(Stored dataset items)
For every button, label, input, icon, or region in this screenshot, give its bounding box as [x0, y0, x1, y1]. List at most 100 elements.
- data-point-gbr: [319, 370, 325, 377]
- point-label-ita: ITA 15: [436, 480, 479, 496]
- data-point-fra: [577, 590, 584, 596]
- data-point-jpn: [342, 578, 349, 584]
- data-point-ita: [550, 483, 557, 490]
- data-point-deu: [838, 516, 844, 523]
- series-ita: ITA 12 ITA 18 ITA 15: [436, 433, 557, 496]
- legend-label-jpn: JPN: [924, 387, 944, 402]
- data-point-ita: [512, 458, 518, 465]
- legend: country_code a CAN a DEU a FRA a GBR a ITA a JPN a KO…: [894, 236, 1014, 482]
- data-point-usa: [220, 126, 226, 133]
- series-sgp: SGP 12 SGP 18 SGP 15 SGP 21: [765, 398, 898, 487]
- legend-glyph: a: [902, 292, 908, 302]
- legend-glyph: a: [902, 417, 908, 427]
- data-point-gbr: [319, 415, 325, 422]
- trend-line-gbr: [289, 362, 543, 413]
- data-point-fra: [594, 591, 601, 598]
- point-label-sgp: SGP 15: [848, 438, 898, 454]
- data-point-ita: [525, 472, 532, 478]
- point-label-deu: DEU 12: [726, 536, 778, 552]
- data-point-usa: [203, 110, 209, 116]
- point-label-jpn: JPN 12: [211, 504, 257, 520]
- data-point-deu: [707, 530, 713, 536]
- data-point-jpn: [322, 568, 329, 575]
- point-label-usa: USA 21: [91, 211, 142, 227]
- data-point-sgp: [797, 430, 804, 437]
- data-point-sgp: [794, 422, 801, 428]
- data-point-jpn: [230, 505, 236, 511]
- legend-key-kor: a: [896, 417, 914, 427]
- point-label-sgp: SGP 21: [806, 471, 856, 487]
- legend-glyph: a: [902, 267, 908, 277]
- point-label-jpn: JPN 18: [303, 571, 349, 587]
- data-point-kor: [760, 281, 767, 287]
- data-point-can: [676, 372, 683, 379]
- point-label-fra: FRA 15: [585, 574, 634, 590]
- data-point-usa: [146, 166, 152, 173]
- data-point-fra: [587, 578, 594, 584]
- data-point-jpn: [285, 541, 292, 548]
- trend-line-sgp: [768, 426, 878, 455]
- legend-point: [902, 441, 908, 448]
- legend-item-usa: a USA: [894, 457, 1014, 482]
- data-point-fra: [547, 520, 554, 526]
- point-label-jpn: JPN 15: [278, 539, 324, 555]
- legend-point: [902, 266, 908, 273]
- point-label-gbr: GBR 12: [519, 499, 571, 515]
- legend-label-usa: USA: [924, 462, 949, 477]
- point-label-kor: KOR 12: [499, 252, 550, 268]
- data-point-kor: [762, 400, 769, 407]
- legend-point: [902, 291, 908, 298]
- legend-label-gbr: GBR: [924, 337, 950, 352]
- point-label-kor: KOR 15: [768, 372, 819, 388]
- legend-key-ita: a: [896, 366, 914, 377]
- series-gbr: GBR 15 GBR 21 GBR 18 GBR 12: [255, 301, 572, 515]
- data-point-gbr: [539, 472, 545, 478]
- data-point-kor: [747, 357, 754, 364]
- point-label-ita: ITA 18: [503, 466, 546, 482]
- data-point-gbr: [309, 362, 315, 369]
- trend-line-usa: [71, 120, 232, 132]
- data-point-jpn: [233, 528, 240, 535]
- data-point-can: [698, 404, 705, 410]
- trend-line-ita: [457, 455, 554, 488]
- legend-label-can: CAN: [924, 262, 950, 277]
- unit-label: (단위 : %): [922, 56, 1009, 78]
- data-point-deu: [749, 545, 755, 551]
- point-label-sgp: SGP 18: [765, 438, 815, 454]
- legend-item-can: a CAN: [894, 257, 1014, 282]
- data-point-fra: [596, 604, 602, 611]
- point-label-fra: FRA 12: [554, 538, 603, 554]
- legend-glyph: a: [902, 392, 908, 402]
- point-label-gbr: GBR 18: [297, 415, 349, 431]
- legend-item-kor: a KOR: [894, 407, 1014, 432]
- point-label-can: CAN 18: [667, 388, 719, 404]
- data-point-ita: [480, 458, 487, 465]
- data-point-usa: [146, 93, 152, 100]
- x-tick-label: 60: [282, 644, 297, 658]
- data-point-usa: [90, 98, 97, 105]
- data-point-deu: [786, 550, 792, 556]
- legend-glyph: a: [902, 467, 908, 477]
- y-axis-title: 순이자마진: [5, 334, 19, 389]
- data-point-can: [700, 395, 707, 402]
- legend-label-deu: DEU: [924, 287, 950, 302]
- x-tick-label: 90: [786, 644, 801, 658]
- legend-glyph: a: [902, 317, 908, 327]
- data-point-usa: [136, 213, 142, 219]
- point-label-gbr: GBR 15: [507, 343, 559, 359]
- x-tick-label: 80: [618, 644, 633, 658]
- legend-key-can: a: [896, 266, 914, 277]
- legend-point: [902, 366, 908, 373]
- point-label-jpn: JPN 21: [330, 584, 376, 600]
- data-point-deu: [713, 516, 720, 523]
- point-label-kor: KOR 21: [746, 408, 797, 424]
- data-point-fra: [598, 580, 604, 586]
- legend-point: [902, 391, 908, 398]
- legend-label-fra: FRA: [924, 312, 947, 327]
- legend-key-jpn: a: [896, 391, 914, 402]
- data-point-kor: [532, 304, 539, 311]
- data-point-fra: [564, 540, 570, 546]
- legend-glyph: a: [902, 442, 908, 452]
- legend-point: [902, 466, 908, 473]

» Exercise task
Reproduce every line of the records above, character for character, without changing anything.

» Solution for this problem
For every button, label, input, icon, or region in this screenshot, give its bounding box as [x0, y0, x1, y1]. List at most 100 elements.
- data-point-gbr: [319, 370, 325, 377]
- point-label-ita: ITA 15: [436, 480, 479, 496]
- data-point-fra: [577, 590, 584, 596]
- data-point-jpn: [342, 578, 349, 584]
- data-point-ita: [550, 483, 557, 490]
- data-point-deu: [838, 516, 844, 523]
- series-ita: ITA 12 ITA 18 ITA 15: [436, 433, 557, 496]
- legend-label-jpn: JPN: [924, 387, 944, 402]
- data-point-ita: [512, 458, 518, 465]
- legend: country_code a CAN a DEU a FRA a GBR a ITA a JPN a KO…: [894, 236, 1014, 482]
- data-point-usa: [220, 126, 226, 133]
- series-sgp: SGP 12 SGP 18 SGP 15 SGP 21: [765, 398, 898, 487]
- legend-glyph: a: [902, 292, 908, 302]
- legend-glyph: a: [902, 417, 908, 427]
- data-point-gbr: [319, 415, 325, 422]
- trend-line-gbr: [289, 362, 543, 413]
- data-point-fra: [594, 591, 601, 598]
- point-label-sgp: SGP 15: [848, 438, 898, 454]
- data-point-ita: [525, 472, 532, 478]
- point-label-deu: DEU 12: [726, 536, 778, 552]
- data-point-usa: [203, 110, 209, 116]
- point-label-jpn: JPN 12: [211, 504, 257, 520]
- data-point-deu: [707, 530, 713, 536]
- data-point-jpn: [322, 568, 329, 575]
- point-label-usa: USA 21: [91, 211, 142, 227]
- data-point-sgp: [797, 430, 804, 437]
- data-point-sgp: [794, 422, 801, 428]
- data-point-jpn: [230, 505, 236, 511]
- legend-key-kor: a: [896, 417, 914, 427]
- point-label-sgp: SGP 21: [806, 471, 856, 487]
- legend-glyph: a: [902, 267, 908, 277]
- point-label-jpn: JPN 18: [303, 571, 349, 587]
- data-point-kor: [760, 281, 767, 287]
- data-point-can: [676, 372, 683, 379]
- point-label-fra: FRA 15: [585, 574, 634, 590]
- data-point-usa: [146, 166, 152, 173]
- data-point-fra: [587, 578, 594, 584]
- data-point-jpn: [285, 541, 292, 548]
- trend-line-sgp: [768, 426, 878, 455]
- legend-point: [902, 441, 908, 448]
- legend-item-usa: a USA: [894, 457, 1014, 482]
- data-point-fra: [547, 520, 554, 526]
- point-label-jpn: JPN 15: [278, 539, 324, 555]
- legend-point: [902, 266, 908, 273]
- point-label-gbr: GBR 12: [519, 499, 571, 515]
- legend-label-usa: USA: [924, 462, 949, 477]
- point-label-kor: KOR 12: [499, 252, 550, 268]
- data-point-kor: [762, 400, 769, 407]
- legend-point: [902, 291, 908, 298]
- legend-label-gbr: GBR: [924, 337, 950, 352]
- point-label-kor: KOR 15: [768, 372, 819, 388]
- legend-key-ita: a: [896, 366, 914, 377]
- series-gbr: GBR 15 GBR 21 GBR 18 GBR 12: [255, 301, 572, 515]
- data-point-gbr: [539, 472, 545, 478]
- data-point-kor: [747, 357, 754, 364]
- point-label-ita: ITA 18: [503, 466, 546, 482]
- data-point-gbr: [309, 362, 315, 369]
- trend-line-usa: [71, 120, 232, 132]
- data-point-jpn: [233, 528, 240, 535]
- data-point-can: [698, 404, 705, 410]
- trend-line-ita: [457, 455, 554, 488]
- legend-label-can: CAN: [924, 262, 950, 277]
- unit-label: (단위 : %): [922, 56, 1009, 78]
- data-point-deu: [749, 545, 755, 551]
- point-label-sgp: SGP 18: [765, 438, 815, 454]
- legend-item-can: a CAN: [894, 257, 1014, 282]
- data-point-fra: [596, 604, 602, 611]
- point-label-fra: FRA 12: [554, 538, 603, 554]
- legend-glyph: a: [902, 392, 908, 402]
- point-label-gbr: GBR 18: [297, 415, 349, 431]
- legend-item-kor: a KOR: [894, 407, 1014, 432]
- point-label-can: CAN 18: [667, 388, 719, 404]
- data-point-ita: [480, 458, 487, 465]
- data-point-usa: [146, 93, 152, 100]
- x-tick-label: 60: [282, 644, 297, 658]
- data-point-usa: [90, 98, 97, 105]
- data-point-deu: [786, 550, 792, 556]
- legend-glyph: a: [902, 467, 908, 477]
- y-axis-title: 순이자마진: [5, 334, 19, 389]
- data-point-can: [700, 395, 707, 402]
- legend-label-deu: DEU: [924, 287, 950, 302]
- x-tick-label: 90: [786, 644, 801, 658]
- legend-glyph: a: [902, 317, 908, 327]
- data-point-usa: [136, 213, 142, 219]
- point-label-gbr: GBR 15: [507, 343, 559, 359]
- x-tick-label: 80: [618, 644, 633, 658]
- legend-key-can: a: [896, 266, 914, 277]
- legend-point: [902, 366, 908, 373]
- point-label-jpn: JPN 21: [330, 584, 376, 600]
- data-point-deu: [713, 516, 720, 523]
- point-label-kor: KOR 21: [746, 408, 797, 424]
- data-point-fra: [598, 580, 604, 586]
- legend-point: [902, 391, 908, 398]
- legend-label-fra: FRA: [924, 312, 947, 327]
- legend-key-jpn: a: [896, 391, 914, 402]
- data-point-kor: [532, 304, 539, 311]
- data-point-fra: [564, 540, 570, 546]
- legend-glyph: a: [902, 442, 908, 452]
- legend-point: [902, 466, 908, 473]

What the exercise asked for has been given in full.